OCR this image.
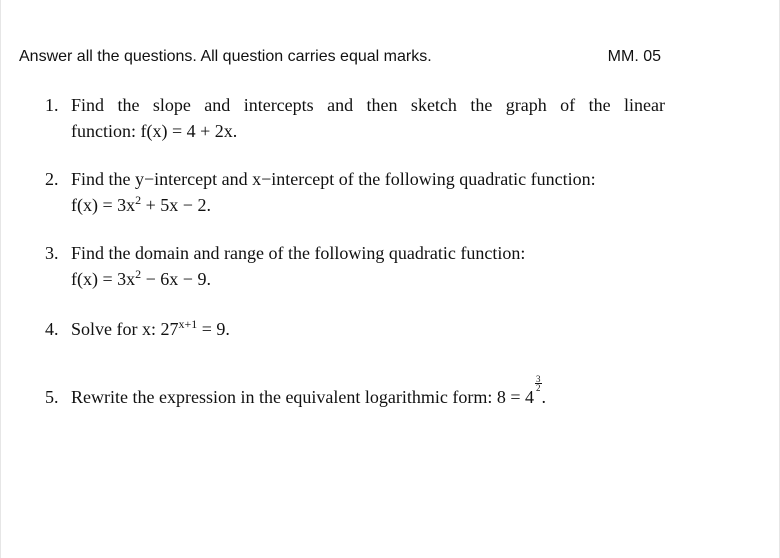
Answer all the questions. All question carries equal marks.	MM. 05
1. Find the slope and intercepts and then sketch the graph of the linear
function: f(x) = 4 + 2x.
2. Find the y−intercept and x−intercept of the following quadratic function:
$f(x) = 3x^2 + 5x - 2$.
3. Find the domain and range of the following quadratic function:
$f(x) = 3x^2 - 6x - 9$.
4. Solve for x: $27^{x+1} = 9$.
5. Rewrite the expression in the equivalent logarithmic form: 8 = 4
$\frac{3}{2}$
.
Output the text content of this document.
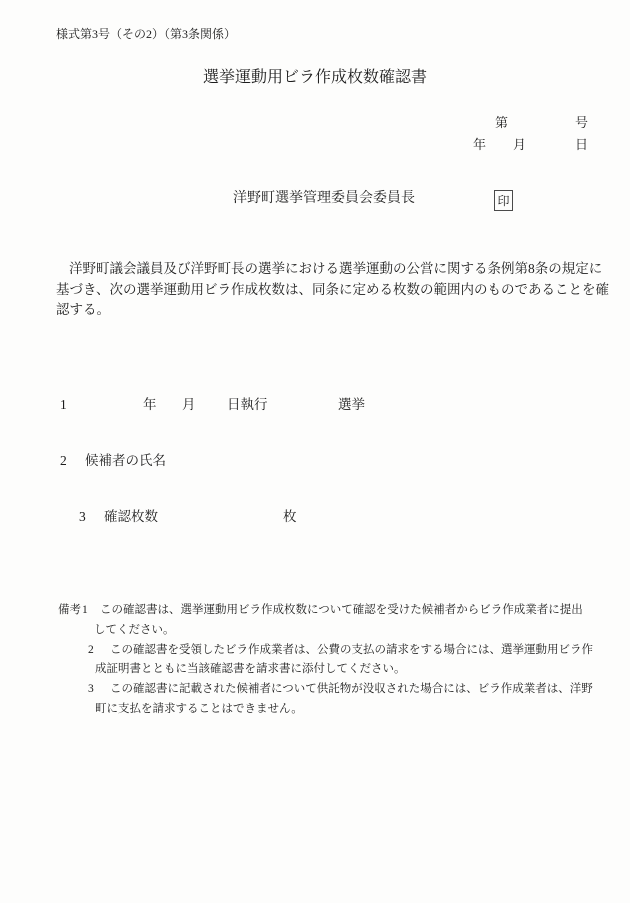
様式第3号（その2）（第3条関係）
選挙運動用ビラ作成枚数確認書
第	号
年 月	日
洋野町選挙管理委員会委員長	印
洋野町議会議員及び洋野町長の選挙における選挙運動の公営に関する条例第8条の規定に
基づき、次の選挙運動用ビラ作成枚数は、同条に定める枚数の範囲内のものであることを確
認する。
1	年 月 日執行	選挙
2 候補者の氏名
3 確認枚数	枚
備考 1 この確認書は、選挙運動用ビラ作成枚数について確認を受けた候補者からビラ作成業者に提出
してください。
2 この確認書を受領したビラ作成業者は、公費の支払の請求をする場合には、選挙運動用ビラ作
成証明書とともに当該確認書を請求書に添付してください。
3 この確認書に記載された候補者について供託物が没収された場合には、ビラ作成業者は、洋野
町に支払を請求することはできません。
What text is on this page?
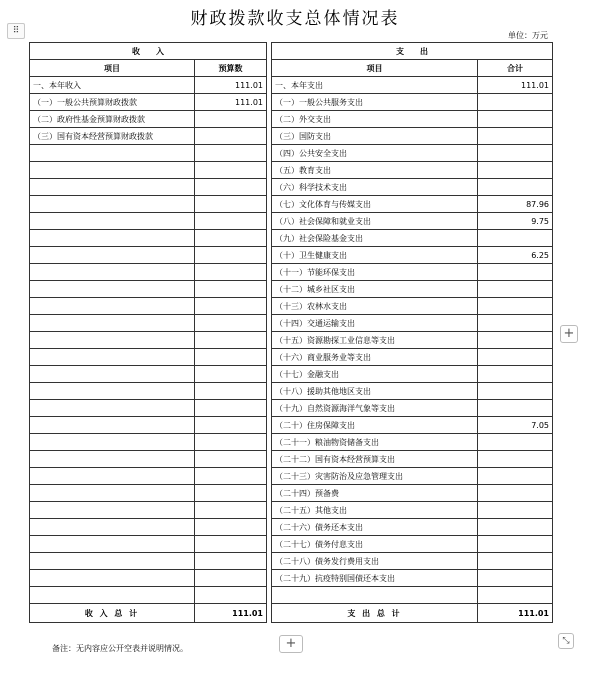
财政拨款收支总体情况表
⠿	单位：万元
收　　入			支　　出	
项目	预算数		项目	合计
一、本年收入	111.01		一、本年支出	111.01
（一）一般公共预算财政拨款	111.01		（一）一般公共服务支出	
（二）政府性基金预算财政拨款			（二）外交支出	
（三）国有资本经营预算财政拨款			（三）国防支出	
			（四）公共安全支出	
			（五）教育支出	
			（六）科学技术支出	
			（七）文化体育与传媒支出	87.96
			（八）社会保障和就业支出	9.75
			（九）社会保险基金支出	
			（十）卫生健康支出	6.25
			（十一）节能环保支出	
			（十二）城乡社区支出	
			（十三）农林水支出	
			（十四）交通运输支出	
			（十五）资源勘探工业信息等支出	
			（十六）商业服务业等支出	
			（十七）金融支出	
			（十八）援助其他地区支出	
			（十九）自然资源海洋气象等支出	
			（二十）住房保障支出	7.05
			（二十一）粮油物资储备支出	
			（二十二）国有资本经营预算支出	
			（二十三）灾害防治及应急管理支出	
			（二十四）预备费	
			（二十五）其他支出	
			（二十六）债务还本支出	
			（二十七）债务付息支出	
			（二十八）债务发行费用支出	
			（二十九）抗疫特别国债还本支出	

收 入 总 计	111.01		支 出 总 计	111.01
+
备注：无内容应公开空表并说明情况。	+	⤡
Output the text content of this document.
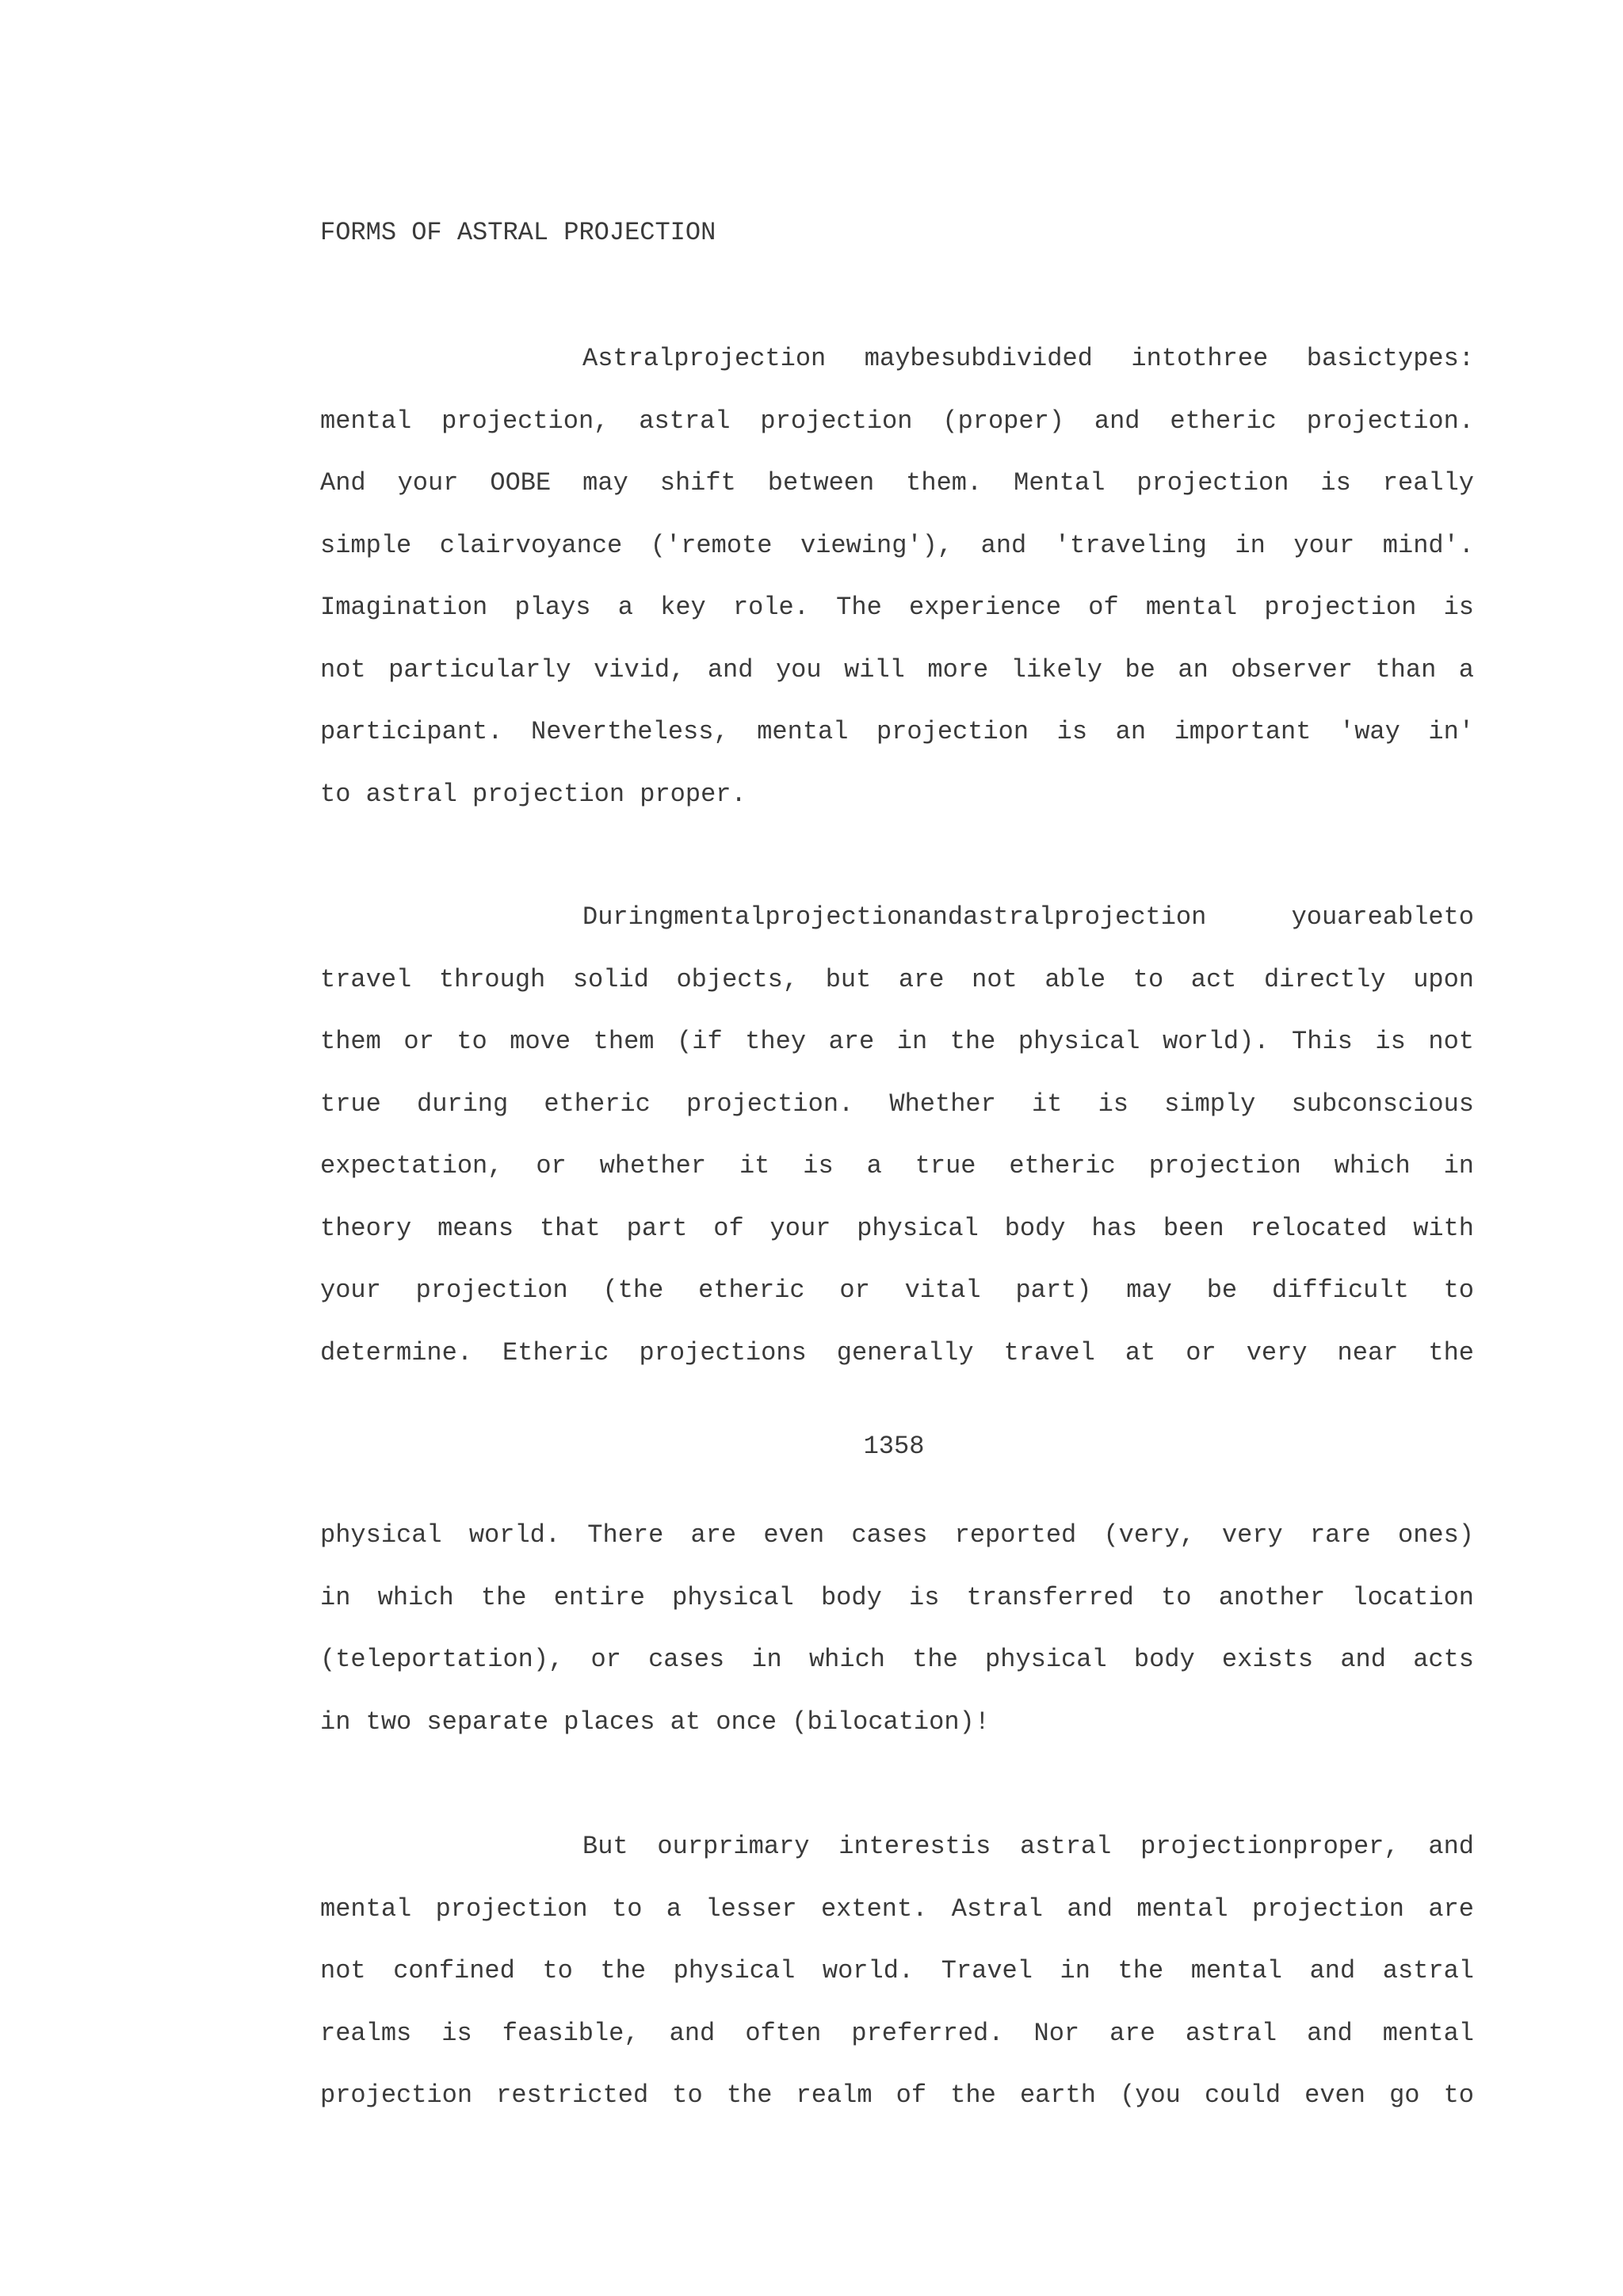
FORMS OF ASTRAL PROJECTION
Astralprojection maybesubdivided intothree basictypes:
mental projection, astral projection (proper) and etheric projection.
And your OOBE may shift between them. Mental projection is really
simple clairvoyance ('remote viewing'), and 'traveling in your mind'.
Imagination plays a key role. The experience of mental projection is
not particularly vivid, and you will more likely be an observer than a
participant. Nevertheless, mental projection is an important 'way in'
to astral projection proper.
Duringmentalprojectionandastralprojection youareableto
travel through solid objects, but are not able to act directly upon
them or to move them (if they are in the physical world). This is not
true during etheric projection. Whether it is simply subconscious
expectation, or whether it is a true etheric projection which in
theory means that part of your physical body has been relocated with
your projection (the etheric or vital part) may be difficult to
determine. Etheric projections generally travel at or very near the
1358
physical world. There are even cases reported (very, very rare ones)
in which the entire physical body is transferred to another location
(teleportation), or cases in which the physical body exists and acts
in two separate places at once (bilocation)!
But ourprimary interestis astral projectionproper, and
mental projection to a lesser extent. Astral and mental projection are
not confined to the physical world. Travel in the mental and astral
realms is feasible, and often preferred. Nor are astral and mental
projection restricted to the realm of the earth (you could even go to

Problem requirements:
Quote all the records verbatim, dropping any pictures from your copy.

Written response:
OCR this image.
Answer all the questions. All question carries equal marks.	MM. 05
1. Find the slope and intercepts and then sketch the graph of the linear
function: f(x) = 4 + 2x.
2. Find the y−intercept and x−intercept of the following quadratic function:
$f(x) = 3x^2 + 5x - 2$.
3. Find the domain and range of the following quadratic function:
$f(x) = 3x^2 - 6x - 9$.
4. Solve for x: $27^{x+1} = 9$.
5. Rewrite the expression in the equivalent logarithmic form: 8 = 4
$\frac{3}{2}$
.
Output the text content of this document.
様式第3号（その2）（第3条関係）
選挙運動用ビラ作成枚数確認書
第	号
年 月	日
洋野町選挙管理委員会委員長	印
洋野町議会議員及び洋野町長の選挙における選挙運動の公営に関する条例第8条の規定に
基づき、次の選挙運動用ビラ作成枚数は、同条に定める枚数の範囲内のものであることを確
認する。
1	年 月 日執行	選挙
2 候補者の氏名
3 確認枚数	枚
備考 1 この確認書は、選挙運動用ビラ作成枚数について確認を受けた候補者からビラ作成業者に提出
してください。
2 この確認書を受領したビラ作成業者は、公費の支払の請求をする場合には、選挙運動用ビラ作
成証明書とともに当該確認書を請求書に添付してください。
3 この確認書に記載された候補者について供託物が没収された場合には、ビラ作成業者は、洋野
町に支払を請求することはできません。
What text is on this page?
财政拨款收支总体情况表
⠿	单位：万元
收　　入			支　　出	
项目	预算数		项目	合计
一、本年收入	111.01		一、本年支出	111.01
（一）一般公共预算财政拨款	111.01		（一）一般公共服务支出	
（二）政府性基金预算财政拨款			（二）外交支出	
（三）国有资本经营预算财政拨款			（三）国防支出	
			（四）公共安全支出	
			（五）教育支出	
			（六）科学技术支出	
			（七）文化体育与传媒支出	87.96
			（八）社会保障和就业支出	9.75
			（九）社会保险基金支出	
			（十）卫生健康支出	6.25
			（十一）节能环保支出	
			（十二）城乡社区支出	
			（十三）农林水支出	
			（十四）交通运输支出	
			（十五）资源勘探工业信息等支出	
			（十六）商业服务业等支出	
			（十七）金融支出	
			（十八）援助其他地区支出	
			（十九）自然资源海洋气象等支出	
			（二十）住房保障支出	7.05
			（二十一）粮油物资储备支出	
			（二十二）国有资本经营预算支出	
			（二十三）灾害防治及应急管理支出	
			（二十四）预备费	
			（二十五）其他支出	
			（二十六）债务还本支出	
			（二十七）债务付息支出	
			（二十八）债务发行费用支出	
			（二十九）抗疫特别国债还本支出	

收 入 总 计	111.01		支 出 总 计	111.01
+
备注：无内容应公开空表并说明情况。	+	⤡
Output the text content of this document.
FORMS OF ASTRAL PROJECTION
Astralprojection maybesubdivided intothree basictypes:
mental projection, astral projection (proper) and etheric projection.
And your OOBE may shift between them. Mental projection is really
simple clairvoyance ('remote viewing'), and 'traveling in your mind'.
Imagination plays a key role. The experience of mental projection is
not particularly vivid, and you will more likely be an observer than a
participant. Nevertheless, mental projection is an important 'way in'
to astral projection proper.
Duringmentalprojectionandastralprojection youareableto
travel through solid objects, but are not able to act directly upon
them or to move them (if they are in the physical world). This is not
true during etheric projection. Whether it is simply subconscious
expectation, or whether it is a true etheric projection which in
theory means that part of your physical body has been relocated with
your projection (the etheric or vital part) may be difficult to
determine. Etheric projections generally travel at or very near the
1358
physical world. There are even cases reported (very, very rare ones)
in which the entire physical body is transferred to another location
(teleportation), or cases in which the physical body exists and acts
in two separate places at once (bilocation)!
But ourprimary interestis astral projectionproper, and
mental projection to a lesser extent. Astral and mental projection are
not confined to the physical world. Travel in the mental and astral
realms is feasible, and often preferred. Nor are astral and mental
projection restricted to the realm of the earth (you could even go to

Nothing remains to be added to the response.